Items from a dataset -

□ □ □ □ □ □ □

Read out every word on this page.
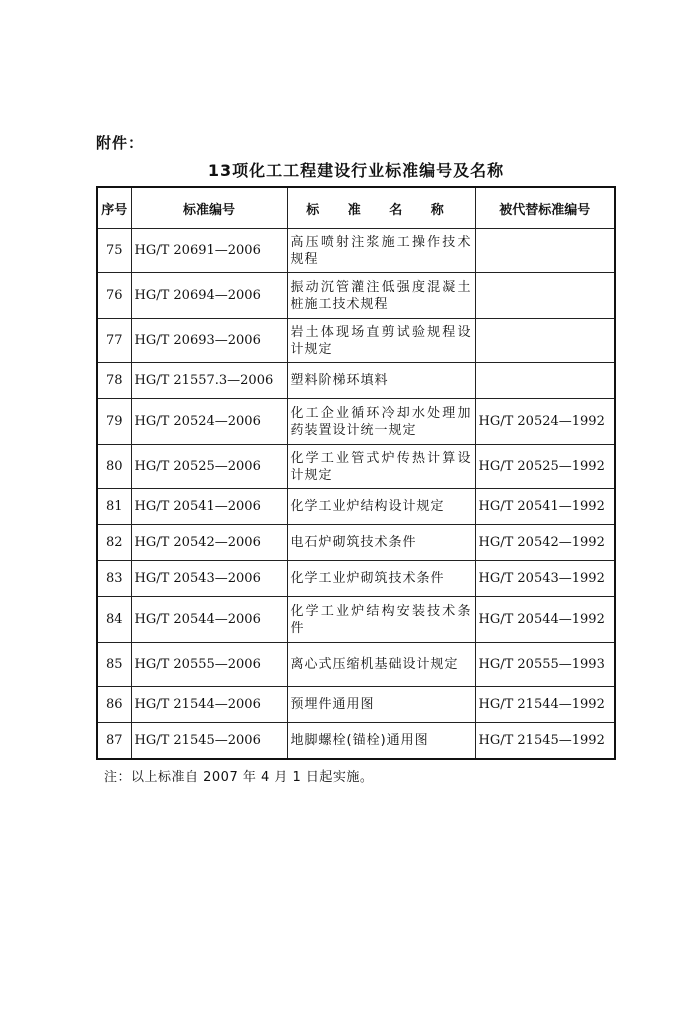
附件：
13项化工工程建设行业标准编号及名称
序号	标准编号	标 准 名 称	被代替标准编号
75	HG/T 20691—2006	高压喷射注浆施工操作技术规程	
76	HG/T 20694—2006	振动沉管灌注低强度混凝土桩施工技术规程	
77	HG/T 20693—2006	岩土体现场直剪试验规程设计规定	
78	HG/T 21557.3—2006	塑料阶梯环填料	
79	HG/T 20524—2006	化工企业循环冷却水处理加药装置设计统一规定	HG/T 20524—1992
80	HG/T 20525—2006	化学工业管式炉传热计算设计规定	HG/T 20525—1992
81	HG/T 20541—2006	化学工业炉结构设计规定	HG/T 20541—1992
82	HG/T 20542—2006	电石炉砌筑技术条件	HG/T 20542—1992
83	HG/T 20543—2006	化学工业炉砌筑技术条件	HG/T 20543—1992
84	HG/T 20544—2006	化学工业炉结构安装技术条件	HG/T 20544—1992
85	HG/T 20555—2006	离心式压缩机基础设计规定	HG/T 20555—1993
86	HG/T 21544—2006	预埋件通用图	HG/T 21544—1992
87	HG/T 21545—2006	地脚螺栓(锚栓)通用图	HG/T 21545—1992
注：以上标准自 2007 年 4 月 1 日起实施。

□ □ □ □ □ □ □

WHAT YOU WILL DO -
Reproduce all entries exactly. Pictures do not belong in the copy.

WRITTEN ANSWER -
Read out every word on this page.
附件：
13项化工工程建设行业标准编号及名称
序号	标准编号	标 准 名 称	被代替标准编号
75	HG/T 20691—2006	高压喷射注浆施工操作技术规程	
76	HG/T 20694—2006	振动沉管灌注低强度混凝土桩施工技术规程	
77	HG/T 20693—2006	岩土体现场直剪试验规程设计规定	
78	HG/T 21557.3—2006	塑料阶梯环填料	
79	HG/T 20524—2006	化工企业循环冷却水处理加药装置设计统一规定	HG/T 20524—1992
80	HG/T 20525—2006	化学工业管式炉传热计算设计规定	HG/T 20525—1992
81	HG/T 20541—2006	化学工业炉结构设计规定	HG/T 20541—1992
82	HG/T 20542—2006	电石炉砌筑技术条件	HG/T 20542—1992
83	HG/T 20543—2006	化学工业炉砌筑技术条件	HG/T 20543—1992
84	HG/T 20544—2006	化学工业炉结构安装技术条件	HG/T 20544—1992
85	HG/T 20555—2006	离心式压缩机基础设计规定	HG/T 20555—1993
86	HG/T 21544—2006	预埋件通用图	HG/T 21544—1992
87	HG/T 21545—2006	地脚螺栓(锚栓)通用图	HG/T 21545—1992
注：以上标准自 2007 年 4 月 1 日起实施。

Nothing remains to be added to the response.